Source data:
┄┄┄┄┄┄┄┄┄┄┄┄┄┄┄┄┄┄┄┄

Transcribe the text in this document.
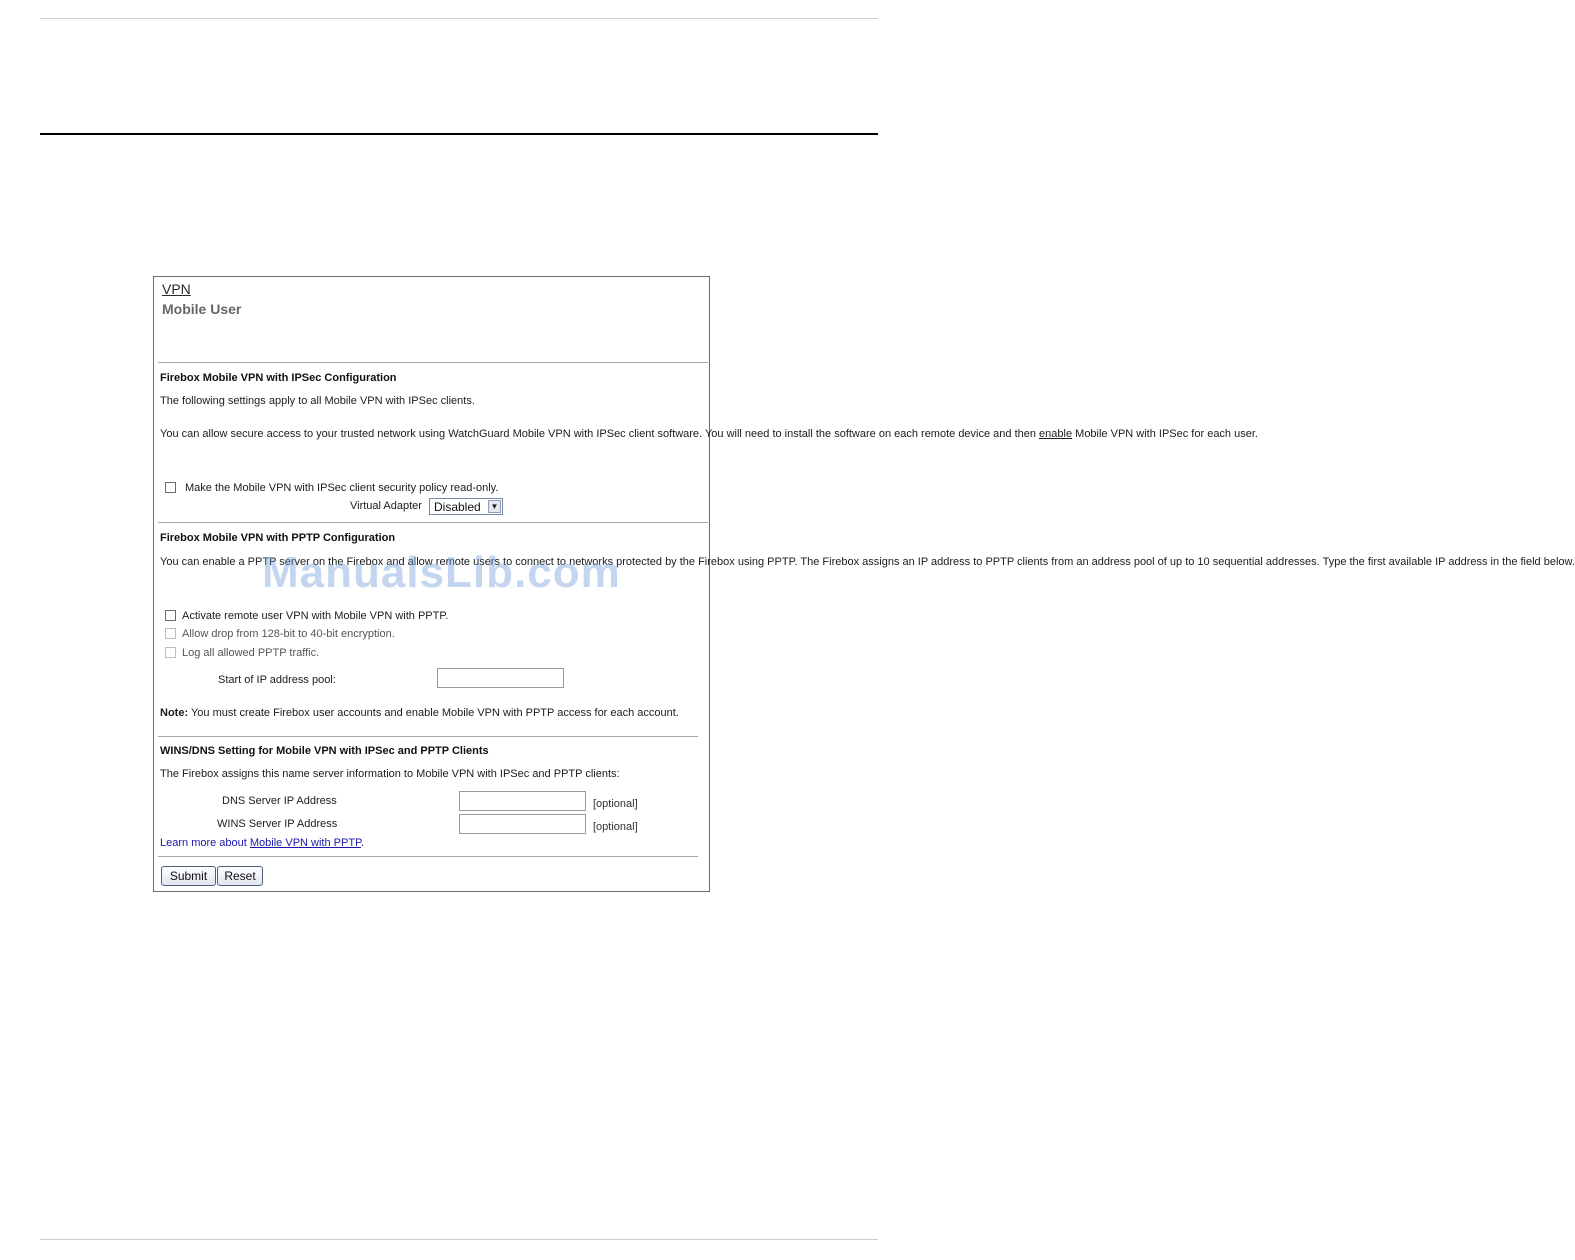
VPN
Mobile User
Firebox Mobile VPN with IPSec Configuration
The following settings apply to all Mobile VPN with IPSec clients.
You can allow secure access to your trusted network using WatchGuard Mobile VPN with IPSec client software. You will need to install the software on each remote device and then enable Mobile VPN with IPSec for each user.
Make the Mobile VPN with IPSec client security policy read-only.
Virtual Adapter Disabled	▼
Firebox Mobile VPN with PPTP Configuration
You can enable a PPTP server on the Firebox and allow remote users to connect to networks protected by the Firebox using PPTP. The Firebox assigns an IP address to PPTP clients from an address pool of up to 10 sequential addresses. Type the first available IP address in the field below.
Activate remote user VPN with Mobile VPN with PPTP.
Allow drop from 128-bit to 40-bit encryption.
Log all allowed PPTP traffic.
Start of IP address pool:
Note: You must create Firebox user accounts and enable Mobile VPN with PPTP access for each account.
WINS/DNS Setting for Mobile VPN with IPSec and PPTP Clients
The Firebox assigns this name server information to Mobile VPN with IPSec and PPTP clients:
DNS Server IP Address	[optional]
WINS Server IP Address	[optional]
Learn more about Mobile VPN with PPTP.
Submit	Reset
ManualsLib.com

┄┄┄┄┄┄┄┄┄┄┄┄┄┄┄┄┄┄┄┄

Task statement: Repeat the lines above exactly, and keep every picture out.

Exercise solution:
Transcribe the text in this document.
VPN
Mobile User
Firebox Mobile VPN with IPSec Configuration
The following settings apply to all Mobile VPN with IPSec clients.
You can allow secure access to your trusted network using WatchGuard Mobile VPN with IPSec client software. You will need to install the software on each remote device and then enable Mobile VPN with IPSec for each user.
Make the Mobile VPN with IPSec client security policy read-only.
Virtual Adapter Disabled	▼
Firebox Mobile VPN with PPTP Configuration
You can enable a PPTP server on the Firebox and allow remote users to connect to networks protected by the Firebox using PPTP. The Firebox assigns an IP address to PPTP clients from an address pool of up to 10 sequential addresses. Type the first available IP address in the field below.
Activate remote user VPN with Mobile VPN with PPTP.
Allow drop from 128-bit to 40-bit encryption.
Log all allowed PPTP traffic.
Start of IP address pool:
Note: You must create Firebox user accounts and enable Mobile VPN with PPTP access for each account.
WINS/DNS Setting for Mobile VPN with IPSec and PPTP Clients
The Firebox assigns this name server information to Mobile VPN with IPSec and PPTP clients:
DNS Server IP Address	[optional]
WINS Server IP Address	[optional]
Learn more about Mobile VPN with PPTP.
Submit	Reset
ManualsLib.com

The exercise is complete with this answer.